* _Set task_
Select all lines in the records that include "source".
--- Begin The records ---
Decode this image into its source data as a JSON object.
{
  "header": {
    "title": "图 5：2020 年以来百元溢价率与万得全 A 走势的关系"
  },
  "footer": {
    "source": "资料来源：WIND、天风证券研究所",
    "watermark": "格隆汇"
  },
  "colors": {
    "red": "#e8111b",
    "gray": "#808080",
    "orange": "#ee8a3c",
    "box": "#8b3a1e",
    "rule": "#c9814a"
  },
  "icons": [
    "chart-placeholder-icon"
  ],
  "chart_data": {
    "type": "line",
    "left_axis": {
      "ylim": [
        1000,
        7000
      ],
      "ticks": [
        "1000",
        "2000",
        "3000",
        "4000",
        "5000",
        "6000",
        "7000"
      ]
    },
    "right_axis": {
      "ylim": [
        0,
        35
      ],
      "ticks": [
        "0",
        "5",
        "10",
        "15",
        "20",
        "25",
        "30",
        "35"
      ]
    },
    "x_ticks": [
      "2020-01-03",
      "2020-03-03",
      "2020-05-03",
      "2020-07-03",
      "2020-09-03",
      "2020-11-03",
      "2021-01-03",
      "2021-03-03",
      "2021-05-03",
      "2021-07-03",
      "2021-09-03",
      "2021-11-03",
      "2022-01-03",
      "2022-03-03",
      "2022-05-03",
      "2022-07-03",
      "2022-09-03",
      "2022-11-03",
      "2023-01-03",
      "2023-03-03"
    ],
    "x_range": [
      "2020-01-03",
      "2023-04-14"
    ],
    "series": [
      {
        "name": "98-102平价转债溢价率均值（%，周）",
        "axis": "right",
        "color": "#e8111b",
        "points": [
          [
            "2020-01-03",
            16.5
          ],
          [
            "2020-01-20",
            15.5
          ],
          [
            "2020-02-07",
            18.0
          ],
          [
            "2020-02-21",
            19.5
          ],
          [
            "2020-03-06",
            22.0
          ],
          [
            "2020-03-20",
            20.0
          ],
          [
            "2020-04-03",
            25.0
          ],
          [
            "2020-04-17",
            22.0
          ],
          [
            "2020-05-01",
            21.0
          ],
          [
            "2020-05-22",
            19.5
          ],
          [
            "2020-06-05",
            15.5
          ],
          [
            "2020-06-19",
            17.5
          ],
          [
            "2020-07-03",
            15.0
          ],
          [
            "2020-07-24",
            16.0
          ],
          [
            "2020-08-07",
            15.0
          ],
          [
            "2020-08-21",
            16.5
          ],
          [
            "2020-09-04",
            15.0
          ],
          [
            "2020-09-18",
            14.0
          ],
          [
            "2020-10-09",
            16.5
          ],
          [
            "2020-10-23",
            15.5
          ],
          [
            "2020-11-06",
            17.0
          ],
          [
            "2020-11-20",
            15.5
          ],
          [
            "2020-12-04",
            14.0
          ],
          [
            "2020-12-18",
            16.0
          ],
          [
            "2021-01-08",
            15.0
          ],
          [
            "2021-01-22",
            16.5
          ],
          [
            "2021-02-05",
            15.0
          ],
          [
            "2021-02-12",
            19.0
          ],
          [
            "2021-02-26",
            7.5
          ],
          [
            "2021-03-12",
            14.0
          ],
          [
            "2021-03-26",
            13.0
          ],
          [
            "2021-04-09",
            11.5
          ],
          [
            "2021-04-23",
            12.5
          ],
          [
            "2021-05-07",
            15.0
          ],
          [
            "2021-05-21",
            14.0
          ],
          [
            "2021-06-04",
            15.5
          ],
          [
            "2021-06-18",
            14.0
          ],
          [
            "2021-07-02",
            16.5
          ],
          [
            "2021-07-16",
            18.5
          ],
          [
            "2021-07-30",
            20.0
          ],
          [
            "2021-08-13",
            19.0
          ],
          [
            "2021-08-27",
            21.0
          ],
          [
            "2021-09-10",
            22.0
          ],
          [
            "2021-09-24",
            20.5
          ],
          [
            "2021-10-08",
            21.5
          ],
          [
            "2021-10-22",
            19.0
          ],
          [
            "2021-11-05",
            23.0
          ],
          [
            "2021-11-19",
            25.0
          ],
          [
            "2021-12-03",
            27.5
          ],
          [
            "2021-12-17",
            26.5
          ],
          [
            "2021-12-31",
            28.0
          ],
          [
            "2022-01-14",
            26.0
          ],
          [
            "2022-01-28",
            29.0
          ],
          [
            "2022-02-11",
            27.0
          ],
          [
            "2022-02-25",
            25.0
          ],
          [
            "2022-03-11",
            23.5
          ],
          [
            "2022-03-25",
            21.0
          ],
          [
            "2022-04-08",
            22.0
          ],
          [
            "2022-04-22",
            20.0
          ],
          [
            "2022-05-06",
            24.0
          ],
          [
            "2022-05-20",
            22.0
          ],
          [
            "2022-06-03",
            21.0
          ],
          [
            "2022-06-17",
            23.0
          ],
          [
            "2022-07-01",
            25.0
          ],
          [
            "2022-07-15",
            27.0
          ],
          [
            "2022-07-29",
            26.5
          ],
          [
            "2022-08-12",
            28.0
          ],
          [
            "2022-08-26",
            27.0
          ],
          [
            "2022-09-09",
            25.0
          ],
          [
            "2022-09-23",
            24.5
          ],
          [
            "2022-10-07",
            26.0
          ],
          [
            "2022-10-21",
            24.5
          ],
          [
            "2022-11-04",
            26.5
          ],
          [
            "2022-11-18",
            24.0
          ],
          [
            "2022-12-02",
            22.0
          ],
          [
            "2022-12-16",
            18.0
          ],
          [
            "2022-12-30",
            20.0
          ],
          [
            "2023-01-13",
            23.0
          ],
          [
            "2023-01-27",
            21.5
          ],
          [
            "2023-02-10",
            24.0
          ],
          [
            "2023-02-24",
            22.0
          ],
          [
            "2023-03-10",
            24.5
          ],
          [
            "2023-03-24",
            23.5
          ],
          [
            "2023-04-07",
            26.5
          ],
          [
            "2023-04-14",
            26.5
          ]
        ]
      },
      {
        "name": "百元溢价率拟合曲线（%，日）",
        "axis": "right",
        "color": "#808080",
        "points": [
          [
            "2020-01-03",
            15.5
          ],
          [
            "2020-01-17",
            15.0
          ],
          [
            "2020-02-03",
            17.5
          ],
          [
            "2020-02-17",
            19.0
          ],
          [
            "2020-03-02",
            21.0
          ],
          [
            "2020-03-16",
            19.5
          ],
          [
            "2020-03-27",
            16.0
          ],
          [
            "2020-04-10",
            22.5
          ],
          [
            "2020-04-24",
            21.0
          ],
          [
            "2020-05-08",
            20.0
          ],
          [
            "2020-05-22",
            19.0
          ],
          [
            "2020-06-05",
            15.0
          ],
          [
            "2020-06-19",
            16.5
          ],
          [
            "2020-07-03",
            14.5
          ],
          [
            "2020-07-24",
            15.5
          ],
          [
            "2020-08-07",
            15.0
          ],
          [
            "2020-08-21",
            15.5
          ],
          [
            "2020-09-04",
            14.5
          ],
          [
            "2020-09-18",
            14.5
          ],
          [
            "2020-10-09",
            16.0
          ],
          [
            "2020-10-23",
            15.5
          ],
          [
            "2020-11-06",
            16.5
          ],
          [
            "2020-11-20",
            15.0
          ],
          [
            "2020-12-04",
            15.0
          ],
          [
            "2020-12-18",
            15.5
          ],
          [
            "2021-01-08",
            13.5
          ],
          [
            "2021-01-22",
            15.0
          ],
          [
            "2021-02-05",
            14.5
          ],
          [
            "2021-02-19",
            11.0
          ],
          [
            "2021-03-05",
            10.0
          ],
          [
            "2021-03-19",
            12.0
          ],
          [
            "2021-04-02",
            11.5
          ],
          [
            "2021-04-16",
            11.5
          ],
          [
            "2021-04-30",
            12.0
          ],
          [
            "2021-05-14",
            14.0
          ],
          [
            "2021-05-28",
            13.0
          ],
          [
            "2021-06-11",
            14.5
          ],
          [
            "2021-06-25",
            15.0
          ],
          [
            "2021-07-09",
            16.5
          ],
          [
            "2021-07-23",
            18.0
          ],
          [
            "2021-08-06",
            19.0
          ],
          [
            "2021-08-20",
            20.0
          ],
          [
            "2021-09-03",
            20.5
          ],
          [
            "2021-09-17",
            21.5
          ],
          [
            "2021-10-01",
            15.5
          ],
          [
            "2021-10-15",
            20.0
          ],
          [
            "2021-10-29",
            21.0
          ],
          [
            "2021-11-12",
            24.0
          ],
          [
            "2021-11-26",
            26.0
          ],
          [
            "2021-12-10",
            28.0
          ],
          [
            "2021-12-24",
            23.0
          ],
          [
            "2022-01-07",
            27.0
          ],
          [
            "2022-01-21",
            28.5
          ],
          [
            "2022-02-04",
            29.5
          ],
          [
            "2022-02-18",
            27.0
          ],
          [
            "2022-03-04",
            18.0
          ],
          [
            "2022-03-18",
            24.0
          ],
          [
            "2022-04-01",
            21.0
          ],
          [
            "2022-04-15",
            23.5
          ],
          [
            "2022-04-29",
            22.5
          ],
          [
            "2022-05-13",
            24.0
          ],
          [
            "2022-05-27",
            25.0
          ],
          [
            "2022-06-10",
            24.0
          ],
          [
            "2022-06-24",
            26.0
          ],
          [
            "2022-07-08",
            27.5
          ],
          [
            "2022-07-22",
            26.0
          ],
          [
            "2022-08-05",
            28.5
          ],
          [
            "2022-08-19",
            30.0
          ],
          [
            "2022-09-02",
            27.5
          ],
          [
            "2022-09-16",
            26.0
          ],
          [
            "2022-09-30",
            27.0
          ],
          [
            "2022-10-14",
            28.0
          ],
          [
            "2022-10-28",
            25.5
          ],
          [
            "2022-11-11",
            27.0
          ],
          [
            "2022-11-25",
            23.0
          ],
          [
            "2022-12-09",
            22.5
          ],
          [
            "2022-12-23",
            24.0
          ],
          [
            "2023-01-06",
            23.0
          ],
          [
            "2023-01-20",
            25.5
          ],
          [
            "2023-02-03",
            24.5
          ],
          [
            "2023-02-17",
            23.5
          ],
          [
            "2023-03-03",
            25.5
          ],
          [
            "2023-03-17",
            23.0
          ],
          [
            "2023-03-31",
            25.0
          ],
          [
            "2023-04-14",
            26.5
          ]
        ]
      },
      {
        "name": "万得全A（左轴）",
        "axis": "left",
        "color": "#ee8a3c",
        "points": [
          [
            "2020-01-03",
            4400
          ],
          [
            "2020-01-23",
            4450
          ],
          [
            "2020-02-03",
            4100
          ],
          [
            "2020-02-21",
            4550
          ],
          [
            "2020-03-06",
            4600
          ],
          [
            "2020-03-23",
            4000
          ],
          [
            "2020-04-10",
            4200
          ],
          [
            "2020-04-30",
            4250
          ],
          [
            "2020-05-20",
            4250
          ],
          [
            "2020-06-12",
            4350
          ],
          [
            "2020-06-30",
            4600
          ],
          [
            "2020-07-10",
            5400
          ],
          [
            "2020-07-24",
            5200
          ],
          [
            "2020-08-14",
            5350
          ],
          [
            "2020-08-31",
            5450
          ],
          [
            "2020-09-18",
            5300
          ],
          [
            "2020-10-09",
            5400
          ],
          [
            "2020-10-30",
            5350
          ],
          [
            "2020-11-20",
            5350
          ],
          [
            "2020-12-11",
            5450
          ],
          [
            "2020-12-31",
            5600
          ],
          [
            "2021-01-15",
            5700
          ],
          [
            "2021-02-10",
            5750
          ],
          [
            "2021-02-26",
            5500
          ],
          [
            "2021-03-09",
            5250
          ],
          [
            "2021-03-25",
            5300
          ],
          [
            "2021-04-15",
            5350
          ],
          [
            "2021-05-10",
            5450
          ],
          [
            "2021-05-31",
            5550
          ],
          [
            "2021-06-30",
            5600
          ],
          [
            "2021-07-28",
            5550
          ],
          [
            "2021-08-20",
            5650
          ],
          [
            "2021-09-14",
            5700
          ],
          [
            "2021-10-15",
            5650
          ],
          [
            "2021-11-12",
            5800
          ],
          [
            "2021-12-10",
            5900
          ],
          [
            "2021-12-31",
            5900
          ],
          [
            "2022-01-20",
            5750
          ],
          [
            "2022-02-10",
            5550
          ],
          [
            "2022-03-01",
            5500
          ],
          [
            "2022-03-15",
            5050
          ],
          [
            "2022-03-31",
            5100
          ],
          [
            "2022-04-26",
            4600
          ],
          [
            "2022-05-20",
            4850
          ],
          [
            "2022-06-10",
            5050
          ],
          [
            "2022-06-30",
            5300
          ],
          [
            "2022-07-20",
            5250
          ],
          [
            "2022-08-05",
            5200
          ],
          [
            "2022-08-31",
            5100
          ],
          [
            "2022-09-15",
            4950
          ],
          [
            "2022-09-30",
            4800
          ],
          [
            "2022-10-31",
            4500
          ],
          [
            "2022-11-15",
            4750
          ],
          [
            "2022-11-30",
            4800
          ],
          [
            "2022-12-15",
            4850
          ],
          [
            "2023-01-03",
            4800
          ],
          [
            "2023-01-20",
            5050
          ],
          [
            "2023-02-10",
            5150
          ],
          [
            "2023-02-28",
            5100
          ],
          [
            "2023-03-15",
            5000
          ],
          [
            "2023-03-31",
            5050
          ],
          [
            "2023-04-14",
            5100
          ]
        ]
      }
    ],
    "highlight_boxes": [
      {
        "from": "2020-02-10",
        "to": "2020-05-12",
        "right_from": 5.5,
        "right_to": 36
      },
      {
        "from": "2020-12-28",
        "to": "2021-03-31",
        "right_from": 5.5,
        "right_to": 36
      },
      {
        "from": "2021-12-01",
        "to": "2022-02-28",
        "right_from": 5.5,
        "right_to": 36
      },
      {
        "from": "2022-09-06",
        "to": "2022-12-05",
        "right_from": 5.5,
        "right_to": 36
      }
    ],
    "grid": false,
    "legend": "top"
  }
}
--- End The records ---
* _Finished task_
Decode this image into its source data as a JSON object.
    "source": "资料来源：WIND、天风证券研究所",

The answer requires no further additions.